EXTRAIT DE PAGE:

((

Le Costa Rica envahit l’Uruguay

Samedi soir, les Ticos ont rendu ce Mondial complètement fou ! Après les géniales péripéties des deux premières journées, ils ont ajouté leur talent surprise en dansant sur le ventre des Uruguayens. Pantois, léthargiques et dépassés dans tous les secteurs du jeu, les bleus clairs n’ont presque plus aucune chance de franchir les poules. Au Costa Rica, on était si sûr de prendre des claques qu’on peine à croire que c’était bien nos joueurs dans les maillots de la sélection.

1. Le résumé. L’Uruguay prend le match en main au coup d’envoi. Les Ticos dont la cote est affreuse (la pire de la compétition pour les bookmakers) renvoient la balle poliment et s’essaient à quelques passes en attendant les premiers vrais assauts.
Oui mais voilà. Ils ne viennent pas ! Au milieu de terrain ça pétouille – comme disait Robert Lüthi – et devant, Forlan et Cavani voient autant venir que ma soeur Anne. C’est stérile à mort.

))

TRAVAIL À FAIRE:
1 - Relevez, s'il vous plaît, toutes les personnes que l'extrait désigne par leur nom.
2 - D'après l'extrait, quelle était la cote des Ticos chez les bookmakers ?
3 - Reproduisez sans rien changer le passage de l'extrait qui s'ouvre sur les mots comprenant "Samedi soir, les" et se referme sur "premiers vrais assauts.".

LIGNES DE DONNÉES:
((

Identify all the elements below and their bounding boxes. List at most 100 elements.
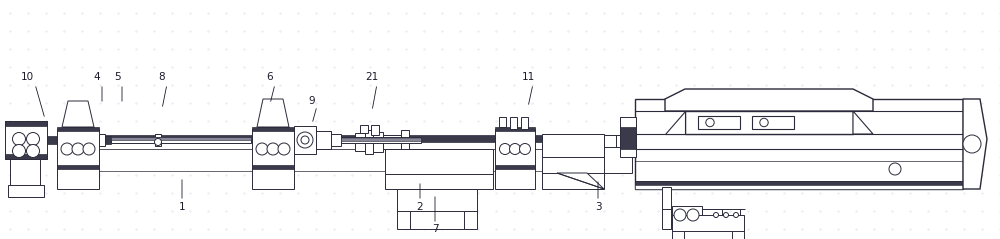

))

RÉPONSES COMPLÈTES:
1 - Robert Lüthi, Forlan, Cavani, Anne

2 - La pire de la compétition.

3 -
Samedi soir, les Ticos ont rendu ce Mondial complètement fou ! Après les géniales péripéties des deux premières journées, ils ont ajouté leur talent surprise en dansant sur le ventre des Uruguayens. Pantois, léthargiques et dépassés dans tous les secteurs du jeu, les bleus clairs n’ont presque plus aucune chance de franchir les poules. Au Costa Rica, on était si sûr de prendre des claques qu’on peine à croire que c’était bien nos joueurs dans les maillots de la sélection.

1. Le résumé. L’Uruguay prend le match en main au coup d’envoi. Les Ticos dont la cote est affreuse (la pire de la compétition pour les bookmakers) renvoient la balle poliment et s’essaient à quelques passes en attendant les premiers vrais assauts.